* [Goal]
What follows is a set of entries. Repeat them exactly, but not their pictures.

*** Data records

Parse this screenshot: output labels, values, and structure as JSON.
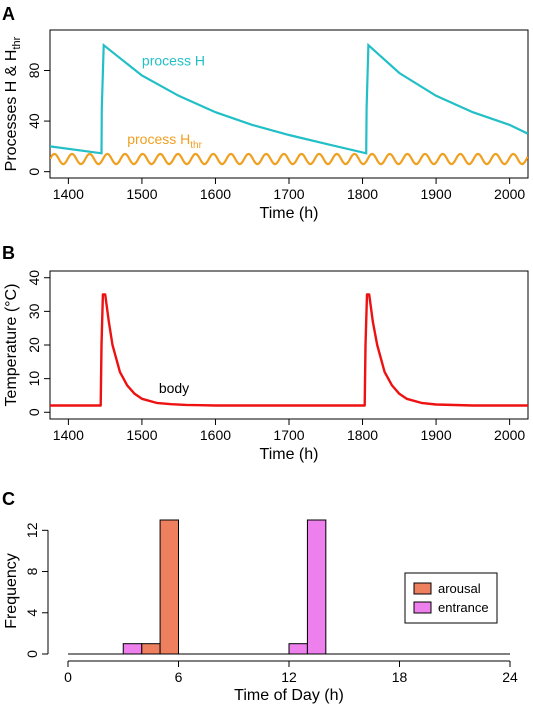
{
  "chart_data": [
    {
      "panel": "A",
      "type": "line",
      "xlabel": "Time (h)",
      "ylabel": "Processes H & H",
      "ylabel_sub": "thr",
      "xlim": [
        1375,
        2025
      ],
      "ylim": [
        -5,
        112
      ],
      "xticks": [
        1400,
        1500,
        1600,
        1700,
        1800,
        1900,
        2000
      ],
      "yticks": [
        0,
        40,
        80
      ],
      "series": [
        {
          "name": "process H",
          "color": "#22bfc6",
          "x": [
            1375,
            1445,
            1445.5,
            1448,
            1500,
            1550,
            1600,
            1650,
            1700,
            1750,
            1805,
            1805.5,
            1808,
            1850,
            1900,
            1950,
            2000,
            2025
          ],
          "values": [
            20,
            14.5,
            50,
            100,
            76,
            60,
            47,
            37,
            29,
            22,
            14.5,
            50,
            100,
            78,
            60,
            47,
            37,
            30
          ]
        },
        {
          "name": "process H",
          "name_sub": "thr",
          "color": "#f0a020",
          "periodic": {
            "mean": 10,
            "amplitude": 4,
            "period": 24,
            "phase_x": 1375
          },
          "x": [
            1375,
            2025
          ]
        }
      ],
      "annotations": [
        {
          "text": "process H",
          "x": 1500,
          "y": 84,
          "color": "#22bfc6"
        },
        {
          "text": "process H",
          "sub": "thr",
          "x": 1480,
          "y": 22,
          "color": "#f0a020"
        }
      ]
    },
    {
      "panel": "B",
      "type": "line",
      "xlabel": "Time (h)",
      "ylabel": "Temperature (°C)",
      "xlim": [
        1375,
        2025
      ],
      "ylim": [
        -2,
        42
      ],
      "xticks": [
        1400,
        1500,
        1600,
        1700,
        1800,
        1900,
        2000
      ],
      "yticks": [
        0,
        10,
        20,
        30,
        40
      ],
      "series": [
        {
          "name": "body",
          "color": "#ee1111",
          "x": [
            1375,
            1444,
            1445,
            1447,
            1450,
            1455,
            1460,
            1470,
            1480,
            1490,
            1500,
            1520,
            1540,
            1560,
            1580,
            1600,
            1650,
            1700,
            1750,
            1803,
            1804,
            1806,
            1809,
            1814,
            1820,
            1830,
            1840,
            1850,
            1860,
            1880,
            1900,
            1950,
            2025
          ],
          "values": [
            2,
            2,
            20,
            35,
            35,
            27,
            20,
            12,
            8,
            5.5,
            4,
            2.8,
            2.4,
            2.2,
            2.1,
            2,
            2,
            2,
            2,
            2,
            20,
            35,
            35,
            27,
            20,
            12,
            8,
            5.5,
            4,
            2.8,
            2.3,
            2,
            2
          ]
        }
      ],
      "annotations": [
        {
          "text": "body",
          "x": 1523,
          "y": 5.8,
          "color": "#ee1111"
        }
      ]
    },
    {
      "panel": "C",
      "type": "bar",
      "xlabel": "Time of Day (h)",
      "ylabel": "Frequency",
      "xlim": [
        0,
        24
      ],
      "ylim": [
        0,
        13
      ],
      "xticks": [
        0,
        6,
        12,
        18,
        24
      ],
      "yticks": [
        0,
        4,
        8,
        12
      ],
      "bin_width": 1,
      "series": [
        {
          "name": "arousal",
          "color": "#ee8060",
          "bins": [
            4,
            5
          ],
          "values": [
            1,
            13
          ]
        },
        {
          "name": "entrance",
          "color": "#ee80ee",
          "bins": [
            3,
            12,
            13
          ],
          "values": [
            1,
            1,
            13
          ]
        }
      ],
      "legend": {
        "position": "right",
        "entries": [
          "arousal",
          "entrance"
        ]
      }
    }
  ],
  "panel_labels": [
    "A",
    "B",
    "C"
  ]
}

******

* [Answer below]
Parse this screenshot: output labels, values, and structure as JSON.
{
  "chart_data": [
    {
      "panel": "A",
      "type": "line",
      "xlabel": "Time (h)",
      "ylabel": "Processes H & H",
      "ylabel_sub": "thr",
      "xlim": [
        1375,
        2025
      ],
      "ylim": [
        -5,
        112
      ],
      "xticks": [
        1400,
        1500,
        1600,
        1700,
        1800,
        1900,
        2000
      ],
      "yticks": [
        0,
        40,
        80
      ],
      "series": [
        {
          "name": "process H",
          "color": "#22bfc6",
          "x": [
            1375,
            1445,
            1445.5,
            1448,
            1500,
            1550,
            1600,
            1650,
            1700,
            1750,
            1805,
            1805.5,
            1808,
            1850,
            1900,
            1950,
            2000,
            2025
          ],
          "values": [
            20,
            14.5,
            50,
            100,
            76,
            60,
            47,
            37,
            29,
            22,
            14.5,
            50,
            100,
            78,
            60,
            47,
            37,
            30
          ]
        },
        {
          "name": "process H",
          "name_sub": "thr",
          "color": "#f0a020",
          "periodic": {
            "mean": 10,
            "amplitude": 4,
            "period": 24,
            "phase_x": 1375
          },
          "x": [
            1375,
            2025
          ]
        }
      ],
      "annotations": [
        {
          "text": "process H",
          "x": 1500,
          "y": 84,
          "color": "#22bfc6"
        },
        {
          "text": "process H",
          "sub": "thr",
          "x": 1480,
          "y": 22,
          "color": "#f0a020"
        }
      ]
    },
    {
      "panel": "B",
      "type": "line",
      "xlabel": "Time (h)",
      "ylabel": "Temperature (°C)",
      "xlim": [
        1375,
        2025
      ],
      "ylim": [
        -2,
        42
      ],
      "xticks": [
        1400,
        1500,
        1600,
        1700,
        1800,
        1900,
        2000
      ],
      "yticks": [
        0,
        10,
        20,
        30,
        40
      ],
      "series": [
        {
          "name": "body",
          "color": "#ee1111",
          "x": [
            1375,
            1444,
            1445,
            1447,
            1450,
            1455,
            1460,
            1470,
            1480,
            1490,
            1500,
            1520,
            1540,
            1560,
            1580,
            1600,
            1650,
            1700,
            1750,
            1803,
            1804,
            1806,
            1809,
            1814,
            1820,
            1830,
            1840,
            1850,
            1860,
            1880,
            1900,
            1950,
            2025
          ],
          "values": [
            2,
            2,
            20,
            35,
            35,
            27,
            20,
            12,
            8,
            5.5,
            4,
            2.8,
            2.4,
            2.2,
            2.1,
            2,
            2,
            2,
            2,
            2,
            20,
            35,
            35,
            27,
            20,
            12,
            8,
            5.5,
            4,
            2.8,
            2.3,
            2,
            2
          ]
        }
      ],
      "annotations": [
        {
          "text": "body",
          "x": 1523,
          "y": 5.8,
          "color": "#ee1111"
        }
      ]
    },
    {
      "panel": "C",
      "type": "bar",
      "xlabel": "Time of Day (h)",
      "ylabel": "Frequency",
      "xlim": [
        0,
        24
      ],
      "ylim": [
        0,
        13
      ],
      "xticks": [
        0,
        6,
        12,
        18,
        24
      ],
      "yticks": [
        0,
        4,
        8,
        12
      ],
      "bin_width": 1,
      "series": [
        {
          "name": "arousal",
          "color": "#ee8060",
          "bins": [
            4,
            5
          ],
          "values": [
            1,
            13
          ]
        },
        {
          "name": "entrance",
          "color": "#ee80ee",
          "bins": [
            3,
            12,
            13
          ],
          "values": [
            1,
            1,
            13
          ]
        }
      ],
      "legend": {
        "position": "right",
        "entries": [
          "arousal",
          "entrance"
        ]
      }
    }
  ],
  "panel_labels": [
    "A",
    "B",
    "C"
  ]
}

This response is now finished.